What you need to do:
1. Do these statements agree with the pattern-link thread? Answer yes or no for each and quote the deciding words of the thread. (a) helen4930 says the patterns come with written instructions. (b) mopgenorth found mother-daughter patterns in the kids section. (c) destiny516ab learned to knit by looking at patterns like these.
2. Proceed with the pattern-link thread from the point where it stops.

Passage to read:
# I have never seen so many beautiful patterns!



## lindypops (May 17, 2011)

http://gosyo.shop.multilingualcart.com/free1.php


----------



## btibbs70 (Mar 23, 2011)

Woah! Added it to My Pages. TNX


----------



## virginia42 (Mar 13, 2011)

So frustrating! Too many patterns, so little time. Sigh.....Thx. Beautiful patterns.


----------



## kacey64 (Mar 23, 2011)

Gorgeous patterns!


----------



## mopgenorth (Nov 20, 2011)

wonderful mother-daughter patterns in the kids section - perfect for me!!! thank you for posting!


----------



## missmolly (Jun 8, 2011)

Great patterns xx


----------



## helen4930 (Dec 21, 2011)

Lovely patterns but too complicated for me when there are no written instructions. The diagram is there with measurements but I need something which is spelt out a bit more. Sigh. Just as well though, I already have far too many to ever complete.


----------



## destiny516ab (Jul 16, 2011)

Thanks so much. I learned to crochet looking at patterns like this. I love them.


----------



## Diane D (Apr 7, 2012)

so many beautiful patterns.... thanks for sharing...


----------



## patocenizo (Jun 24, 2011)

Beautiful, thanks for the link.


lindypops said:


> http://gosyo.shop.multilingualcart.com/free1.php


----------



## Bloop19 (Jan 9, 2012)

I'm with Helen. How in the world do you read those patterns? There are some I would love to try but....


----------



## ladydog (Nov 21, 2011)

Great find. Thanks!


----------



## Sallyflymi (Mar 12, 2011)

What a beautiful sight. Thank you for sharing.


----------



## marilyngf (Nov 5, 2011)

this is wonderful. Thank you so much for this link!!


----------



## roseknit (Apr 2, 2011)

Annotations of page elements:
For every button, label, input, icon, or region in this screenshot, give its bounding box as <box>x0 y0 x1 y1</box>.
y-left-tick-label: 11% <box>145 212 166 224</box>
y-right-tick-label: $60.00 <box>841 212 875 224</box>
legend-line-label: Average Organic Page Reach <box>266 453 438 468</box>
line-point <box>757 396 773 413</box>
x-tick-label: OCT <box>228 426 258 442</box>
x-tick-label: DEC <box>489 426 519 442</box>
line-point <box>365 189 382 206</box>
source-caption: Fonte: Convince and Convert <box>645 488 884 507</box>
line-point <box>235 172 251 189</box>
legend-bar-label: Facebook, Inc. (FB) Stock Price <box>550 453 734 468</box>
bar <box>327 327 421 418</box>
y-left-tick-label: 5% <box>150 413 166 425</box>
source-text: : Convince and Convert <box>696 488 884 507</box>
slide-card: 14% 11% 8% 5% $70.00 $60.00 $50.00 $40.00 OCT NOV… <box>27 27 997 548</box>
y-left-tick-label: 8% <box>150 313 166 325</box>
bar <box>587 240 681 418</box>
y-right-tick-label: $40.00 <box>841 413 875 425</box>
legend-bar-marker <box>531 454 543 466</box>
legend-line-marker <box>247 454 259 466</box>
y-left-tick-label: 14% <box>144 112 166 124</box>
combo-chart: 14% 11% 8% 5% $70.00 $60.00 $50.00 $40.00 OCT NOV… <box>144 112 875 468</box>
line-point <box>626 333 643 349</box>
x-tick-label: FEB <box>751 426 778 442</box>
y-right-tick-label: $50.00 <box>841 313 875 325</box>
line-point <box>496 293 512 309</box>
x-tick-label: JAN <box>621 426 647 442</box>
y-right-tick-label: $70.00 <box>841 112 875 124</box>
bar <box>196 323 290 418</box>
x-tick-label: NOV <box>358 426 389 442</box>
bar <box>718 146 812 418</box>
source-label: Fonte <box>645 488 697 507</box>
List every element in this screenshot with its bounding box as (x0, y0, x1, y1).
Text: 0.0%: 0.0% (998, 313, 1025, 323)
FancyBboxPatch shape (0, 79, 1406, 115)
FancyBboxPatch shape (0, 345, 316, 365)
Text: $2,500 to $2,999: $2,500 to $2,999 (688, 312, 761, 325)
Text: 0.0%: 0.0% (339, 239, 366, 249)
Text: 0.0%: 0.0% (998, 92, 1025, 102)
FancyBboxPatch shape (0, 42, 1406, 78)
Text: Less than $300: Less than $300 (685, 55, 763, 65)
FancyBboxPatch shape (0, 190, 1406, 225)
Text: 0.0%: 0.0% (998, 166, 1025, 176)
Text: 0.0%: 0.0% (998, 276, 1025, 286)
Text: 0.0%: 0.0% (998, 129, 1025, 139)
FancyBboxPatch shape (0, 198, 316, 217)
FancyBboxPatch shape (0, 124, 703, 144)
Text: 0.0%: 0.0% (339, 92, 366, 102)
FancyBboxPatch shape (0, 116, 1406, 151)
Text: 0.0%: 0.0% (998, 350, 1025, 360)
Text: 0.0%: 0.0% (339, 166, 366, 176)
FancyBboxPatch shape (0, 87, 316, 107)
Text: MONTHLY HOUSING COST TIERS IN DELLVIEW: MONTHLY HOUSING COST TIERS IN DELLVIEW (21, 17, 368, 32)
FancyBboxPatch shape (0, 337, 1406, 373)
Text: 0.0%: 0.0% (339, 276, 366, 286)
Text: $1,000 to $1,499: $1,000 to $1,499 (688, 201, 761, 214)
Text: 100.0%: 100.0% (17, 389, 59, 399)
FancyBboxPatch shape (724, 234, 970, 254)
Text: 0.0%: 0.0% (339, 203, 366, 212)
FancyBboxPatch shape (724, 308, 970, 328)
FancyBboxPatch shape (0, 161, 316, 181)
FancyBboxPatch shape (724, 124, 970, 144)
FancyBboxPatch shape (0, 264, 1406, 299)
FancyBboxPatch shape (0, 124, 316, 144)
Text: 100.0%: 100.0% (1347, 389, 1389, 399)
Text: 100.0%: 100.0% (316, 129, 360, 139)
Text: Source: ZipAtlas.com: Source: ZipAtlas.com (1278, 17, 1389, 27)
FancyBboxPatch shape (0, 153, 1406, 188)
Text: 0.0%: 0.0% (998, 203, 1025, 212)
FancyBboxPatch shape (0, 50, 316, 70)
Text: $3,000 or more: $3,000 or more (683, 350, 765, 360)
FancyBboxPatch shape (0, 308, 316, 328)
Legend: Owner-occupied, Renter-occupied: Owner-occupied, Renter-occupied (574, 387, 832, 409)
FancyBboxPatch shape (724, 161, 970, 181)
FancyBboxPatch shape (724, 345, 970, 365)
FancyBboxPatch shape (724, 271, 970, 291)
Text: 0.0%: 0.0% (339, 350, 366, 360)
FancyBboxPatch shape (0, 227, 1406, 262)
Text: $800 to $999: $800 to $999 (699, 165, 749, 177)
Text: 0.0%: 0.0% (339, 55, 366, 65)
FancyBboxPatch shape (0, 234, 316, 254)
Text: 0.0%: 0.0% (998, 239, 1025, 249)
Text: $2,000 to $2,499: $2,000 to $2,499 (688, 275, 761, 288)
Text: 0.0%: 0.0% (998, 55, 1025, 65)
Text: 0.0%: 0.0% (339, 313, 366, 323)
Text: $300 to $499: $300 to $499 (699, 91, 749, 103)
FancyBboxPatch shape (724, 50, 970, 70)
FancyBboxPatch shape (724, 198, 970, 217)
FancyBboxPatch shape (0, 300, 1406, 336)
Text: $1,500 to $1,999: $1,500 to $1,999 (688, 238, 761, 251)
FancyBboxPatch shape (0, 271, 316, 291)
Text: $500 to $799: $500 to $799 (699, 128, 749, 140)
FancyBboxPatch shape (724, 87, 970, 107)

Results for the exercise:
1.
(a) No. "too complicated for me when there are no written instructions"
(b) Yes. "wonderful mother-daughter patterns in the kids section"
(c) No. "I learned to crochet looking at patterns like this"

2.
Really lovely patterns, as long as you can work from diagrams and charts


----------



## mrscp1946 (Mar 26, 2011)

very interesting site. Thanks for posting


----------



## shockingawful (Feb 7, 2012)

Challenging for me, but oh so unique and beautiful! Thanks.


----------



## caroleliz (Sep 28, 2011)

Wow!!! More to add to my collection, good job I can store them on a pen and not have to print out. )


----------



## pzoe (Mar 17, 2011)

lindypops said:


> http://gosyo.shop.multilingualcart.com/free1.php


Wow thanks.


----------



## grannyknitter (Apr 19, 2011)

OMG....have this site bookmarked. I agree some of the patterns would have to be studied out because there are no written instructions. But looking at the diagrams I believe one could write out the instructions before starting and could accomplish the pattern quite easily then. Just absolutely beautiful patterns but not for the weak of heart - ha!!!


----------



## Pocahontas (Apr 15, 2011)

Did anyone notice the cape for the nursing mom? Such a great idea!


----------



## Deb-Babbles (Mar 4, 2011)

Lovely patterns but alas, I am not good with graphs yet. Perhaps in 20 years or so.


----------



## lindypops (May 17, 2011)

I must admit I'm not the biggest fan of charts, I always write them out longhand before I begin - takes almost as long as knitting the item though!


----------



## Grandma11 (Jan 21, 2012)

Very nice site. Thank you


----------



## Renee50 (Feb 12, 2012)

I loved the patterns and they have videos to walk you through the stitch patterns but I couldn't get them to play. But they have really well drawn out grafts, so I will give them a go. thanks for the site.


----------



## mjanette (Oct 12, 2011)

Thank you so much for forwarding this wonderful site. Beautiful knit patterns, plus a real inspiration for me to learn to crochet.


----------



## mjoan44 (Feb 7, 2011)

thank you for the site. I looked at some, but will be going back and spending lots of time on it. Did copy two patterns...thanks again


----------



## Savta5 (Mar 6, 2011)

Thanks for a great site.


----------



## Toby's Mom (Dec 8, 2011)

I looked at the patterns but saw no instructions and voila! I saw them written WITHIN the graphics, cool, shorthand idea!
Wicked Mama


----------



## comebackknitter (Oct 9, 2011)

Thanks. Love their sock patterns.


----------



## MaryE-B (May 11, 2012)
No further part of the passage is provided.